## WRITTEN REQUEST
Below is a block of records: output all of them exactly and leave out the pictures.

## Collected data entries
#####

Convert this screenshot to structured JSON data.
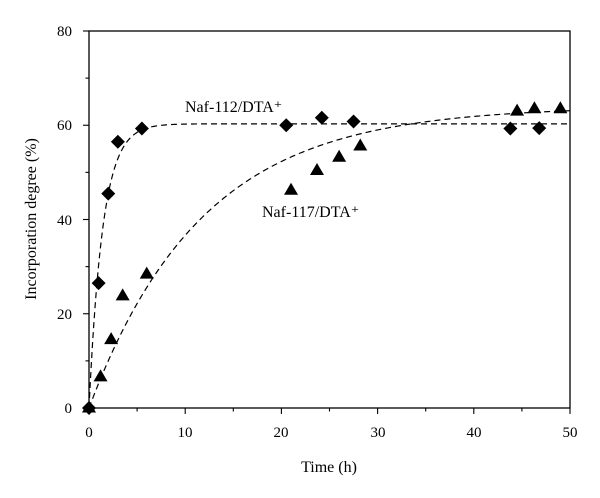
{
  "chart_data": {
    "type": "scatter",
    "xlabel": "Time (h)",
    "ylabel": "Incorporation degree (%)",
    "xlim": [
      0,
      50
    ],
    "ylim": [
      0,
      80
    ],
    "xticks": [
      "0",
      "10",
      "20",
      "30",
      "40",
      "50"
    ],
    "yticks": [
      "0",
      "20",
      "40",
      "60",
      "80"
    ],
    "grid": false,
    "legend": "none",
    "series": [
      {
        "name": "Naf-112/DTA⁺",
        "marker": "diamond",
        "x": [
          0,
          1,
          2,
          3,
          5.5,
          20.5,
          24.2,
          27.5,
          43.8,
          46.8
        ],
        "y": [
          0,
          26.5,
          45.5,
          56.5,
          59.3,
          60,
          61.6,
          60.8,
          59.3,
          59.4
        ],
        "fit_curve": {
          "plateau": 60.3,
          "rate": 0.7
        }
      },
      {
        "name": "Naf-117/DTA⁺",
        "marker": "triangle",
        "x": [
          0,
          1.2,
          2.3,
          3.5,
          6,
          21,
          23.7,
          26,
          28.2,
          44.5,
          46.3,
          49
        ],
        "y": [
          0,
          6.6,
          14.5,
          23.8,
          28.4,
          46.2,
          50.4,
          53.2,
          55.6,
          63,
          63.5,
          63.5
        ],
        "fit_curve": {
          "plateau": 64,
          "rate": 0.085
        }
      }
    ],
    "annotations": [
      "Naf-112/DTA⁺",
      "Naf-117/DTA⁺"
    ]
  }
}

#####

## ANSWER TO THIS PROBLEM
Convert this screenshot to structured JSON data.
{
  "chart_data": {
    "type": "scatter",
    "xlabel": "Time (h)",
    "ylabel": "Incorporation degree (%)",
    "xlim": [
      0,
      50
    ],
    "ylim": [
      0,
      80
    ],
    "xticks": [
      "0",
      "10",
      "20",
      "30",
      "40",
      "50"
    ],
    "yticks": [
      "0",
      "20",
      "40",
      "60",
      "80"
    ],
    "grid": false,
    "legend": "none",
    "series": [
      {
        "name": "Naf-112/DTA⁺",
        "marker": "diamond",
        "x": [
          0,
          1,
          2,
          3,
          5.5,
          20.5,
          24.2,
          27.5,
          43.8,
          46.8
        ],
        "y": [
          0,
          26.5,
          45.5,
          56.5,
          59.3,
          60,
          61.6,
          60.8,
          59.3,
          59.4
        ],
        "fit_curve": {
          "plateau": 60.3,
          "rate": 0.7
        }
      },
      {
        "name": "Naf-117/DTA⁺",
        "marker": "triangle",
        "x": [
          0,
          1.2,
          2.3,
          3.5,
          6,
          21,
          23.7,
          26,
          28.2,
          44.5,
          46.3,
          49
        ],
        "y": [
          0,
          6.6,
          14.5,
          23.8,
          28.4,
          46.2,
          50.4,
          53.2,
          55.6,
          63,
          63.5,
          63.5
        ],
        "fit_curve": {
          "plateau": 64,
          "rate": 0.085
        }
      }
    ],
    "annotations": [
      "Naf-112/DTA⁺",
      "Naf-117/DTA⁺"
    ]
  }
}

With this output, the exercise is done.